## Task prompt
Whenever a line below holds the word "image", copy that line.
··· The input
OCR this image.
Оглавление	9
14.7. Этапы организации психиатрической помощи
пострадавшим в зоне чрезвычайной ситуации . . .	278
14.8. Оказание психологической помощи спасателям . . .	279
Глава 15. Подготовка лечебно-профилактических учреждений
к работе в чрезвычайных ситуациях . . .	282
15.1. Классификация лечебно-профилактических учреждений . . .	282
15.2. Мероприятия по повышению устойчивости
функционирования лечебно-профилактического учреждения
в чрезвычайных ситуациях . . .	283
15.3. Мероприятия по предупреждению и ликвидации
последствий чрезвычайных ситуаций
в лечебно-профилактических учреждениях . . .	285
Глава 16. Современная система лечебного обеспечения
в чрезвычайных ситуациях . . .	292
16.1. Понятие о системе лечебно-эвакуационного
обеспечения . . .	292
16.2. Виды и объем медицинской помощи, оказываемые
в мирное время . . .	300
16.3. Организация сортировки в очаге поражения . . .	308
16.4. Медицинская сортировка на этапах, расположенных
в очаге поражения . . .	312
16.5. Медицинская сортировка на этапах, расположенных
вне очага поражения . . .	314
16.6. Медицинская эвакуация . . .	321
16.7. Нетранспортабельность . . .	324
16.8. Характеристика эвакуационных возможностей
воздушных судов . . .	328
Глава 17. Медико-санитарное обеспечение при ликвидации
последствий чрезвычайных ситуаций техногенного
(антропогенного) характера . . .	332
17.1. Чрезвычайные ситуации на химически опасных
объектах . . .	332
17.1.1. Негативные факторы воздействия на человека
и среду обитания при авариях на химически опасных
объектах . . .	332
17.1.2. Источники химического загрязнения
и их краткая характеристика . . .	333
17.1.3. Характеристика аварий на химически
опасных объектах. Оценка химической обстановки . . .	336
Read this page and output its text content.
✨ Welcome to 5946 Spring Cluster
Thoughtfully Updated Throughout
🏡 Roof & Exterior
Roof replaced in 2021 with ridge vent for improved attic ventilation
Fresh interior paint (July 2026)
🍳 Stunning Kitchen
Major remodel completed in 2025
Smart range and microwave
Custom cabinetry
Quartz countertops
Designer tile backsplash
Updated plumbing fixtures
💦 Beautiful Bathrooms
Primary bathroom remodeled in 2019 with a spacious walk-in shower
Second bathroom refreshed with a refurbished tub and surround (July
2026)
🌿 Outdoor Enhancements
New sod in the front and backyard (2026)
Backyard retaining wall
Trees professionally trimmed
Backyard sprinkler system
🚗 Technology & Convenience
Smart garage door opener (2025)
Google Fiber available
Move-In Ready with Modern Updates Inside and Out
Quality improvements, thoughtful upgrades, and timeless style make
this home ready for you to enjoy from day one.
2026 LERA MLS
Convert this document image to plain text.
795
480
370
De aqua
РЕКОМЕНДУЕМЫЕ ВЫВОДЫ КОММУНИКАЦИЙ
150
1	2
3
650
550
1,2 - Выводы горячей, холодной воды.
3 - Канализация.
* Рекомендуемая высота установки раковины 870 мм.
······
## Answer for the task
OCR this image.
Convert this document image to plain text.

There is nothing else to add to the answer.